--- START OF PROVIDED DATA ---
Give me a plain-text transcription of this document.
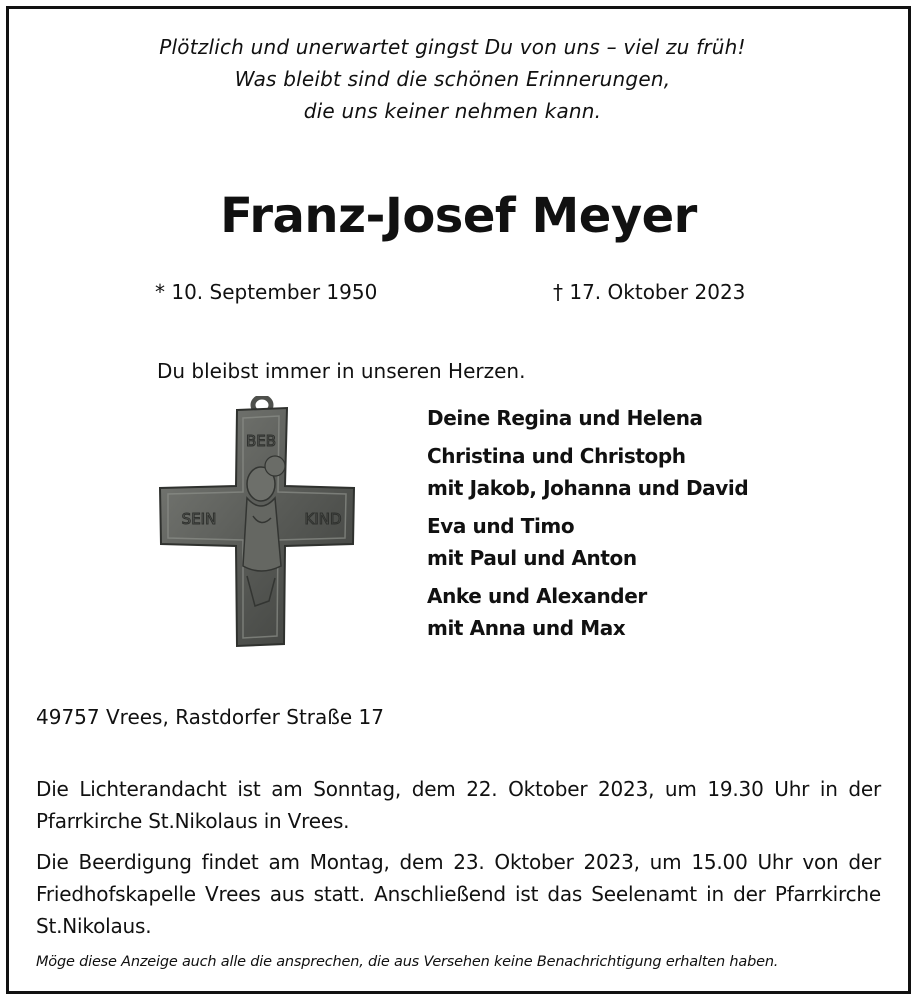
Plötzlich und unerwartet gingst Du von uns – viel zu früh!
Was bleibt sind die schönen Erinnerungen,
die uns keiner nehmen kann.
Franz-Josef Meyer
* 10. September 1950	† 17. Oktober 2023
Du bleibst immer in unseren Herzen.
BEB
SEIN	KIND
Deine Regina und Helena
Christina und Christoph
mit Jakob, Johanna und David
Eva und Timo
mit Paul und Anton
Anke und Alexander
mit Anna und Max
49757 Vrees, Rastdorfer Straße 17
Die Lichterandacht ist am Sonntag, dem 22. Oktober 2023, um 19.30 Uhr in der Pfarrkirche St.Nikolaus in Vrees.
Die Beerdigung findet am Montag, dem 23. Oktober 2023, um 15.00 Uhr von der Friedhofskapelle Vrees aus statt. Anschließend ist das Seelenamt in der Pfarrkirche St.Nikolaus.
Möge diese Anzeige auch alle die ansprechen, die aus Versehen keine Benachrichtigung erhalten haben.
--- END OF PROVIDED DATA ---
▶ **EXERCISE DIRECTIONS**: Copy the records above exactly, leaving out every picture.

▶ **OUTPUT FOR THIS EXERCISE**:
Give me a plain-text transcription of this document.
Plötzlich und unerwartet gingst Du von uns – viel zu früh!
Was bleibt sind die schönen Erinnerungen,
die uns keiner nehmen kann.
Franz-Josef Meyer
* 10. September 1950	† 17. Oktober 2023
Du bleibst immer in unseren Herzen.
BEB
SEIN	KIND
Deine Regina und Helena
Christina und Christoph
mit Jakob, Johanna und David
Eva und Timo
mit Paul und Anton
Anke und Alexander
mit Anna und Max
49757 Vrees, Rastdorfer Straße 17
Die Lichterandacht ist am Sonntag, dem 22. Oktober 2023, um 19.30 Uhr in der Pfarrkirche St.Nikolaus in Vrees.
Die Beerdigung findet am Montag, dem 23. Oktober 2023, um 15.00 Uhr von der Friedhofskapelle Vrees aus statt. Anschließend ist das Seelenamt in der Pfarrkirche St.Nikolaus.
Möge diese Anzeige auch alle die ansprechen, die aus Versehen keine Benachrichtigung erhalten haben.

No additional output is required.